Objective:
Tally the lines containing the word "France" and give the total alone.

------ Material provided ------

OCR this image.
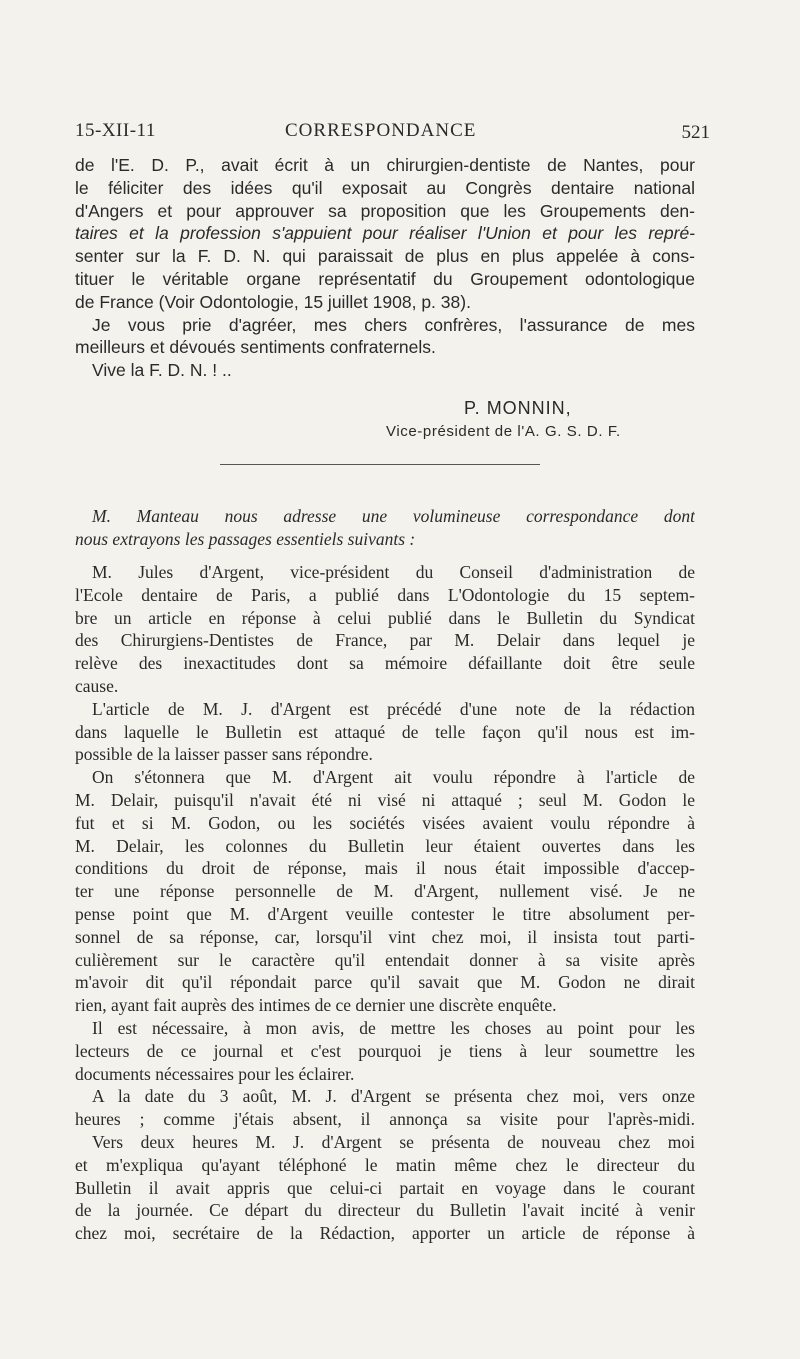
15-XII-11	CORRESPONDANCE	521
de l'E. D. P., avait écrit à un chirurgien-dentiste de Nantes, pour
le féliciter des idées qu'il exposait au Congrès dentaire national
d'Angers et pour approuver sa proposition que les Groupements den-
taires et la profession s'appuient pour réaliser l'Union et pour les repré-
senter sur la F. D. N. qui paraissait de plus en plus appelée à cons-
tituer le véritable organe représentatif du Groupement odontologique
de France (Voir Odontologie, 15 juillet 1908, p. 38).
Je vous prie d'agréer, mes chers confrères, l'assurance de mes
meilleurs et dévoués sentiments confraternels.
Vive la F. D. N. ! ..
P. MONNIN,
Vice-président de l'A. G. S. D. F.
M. Manteau nous adresse une volumineuse correspondance dont
nous extrayons les passages essentiels suivants :
M. Jules d'Argent, vice-président du Conseil d'administration de
l'Ecole dentaire de Paris, a publié dans L'Odontologie du 15 septem-
bre un article en réponse à celui publié dans le Bulletin du Syndicat
des Chirurgiens-Dentistes de France, par M. Delair dans lequel je
relève des inexactitudes dont sa mémoire défaillante doit être seule
cause.
L'article de M. J. d'Argent est précédé d'une note de la rédaction
dans laquelle le Bulletin est attaqué de telle façon qu'il nous est im-
possible de la laisser passer sans répondre.
On s'étonnera que M. d'Argent ait voulu répondre à l'article de
M. Delair, puisqu'il n'avait été ni visé ni attaqué ; seul M. Godon le
fut et si M. Godon, ou les sociétés visées avaient voulu répondre à
M. Delair, les colonnes du Bulletin leur étaient ouvertes dans les
conditions du droit de réponse, mais il nous était impossible d'accep-
ter une réponse personnelle de M. d'Argent, nullement visé. Je ne
pense point que M. d'Argent veuille contester le titre absolument per-
sonnel de sa réponse, car, lorsqu'il vint chez moi, il insista tout parti-
culièrement sur le caractère qu'il entendait donner à sa visite après
m'avoir dit qu'il répondait parce qu'il savait que M. Godon ne dirait
rien, ayant fait auprès des intimes de ce dernier une discrète enquête.
Il est nécessaire, à mon avis, de mettre les choses au point pour les
lecteurs de ce journal et c'est pourquoi je tiens à leur soumettre les
documents nécessaires pour les éclairer.
A la date du 3 août, M. J. d'Argent se présenta chez moi, vers onze
heures ; comme j'étais absent, il annonça sa visite pour l'après-midi.
Vers deux heures M. J. d'Argent se présenta de nouveau chez moi
et m'expliqua qu'ayant téléphoné le matin même chez le directeur du
Bulletin il avait appris que celui-ci partait en voyage dans le courant
de la journée. Ce départ du directeur du Bulletin l'avait incité à venir
chez moi, secrétaire de la Rédaction, apporter un article de réponse à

------

Exercise response:
2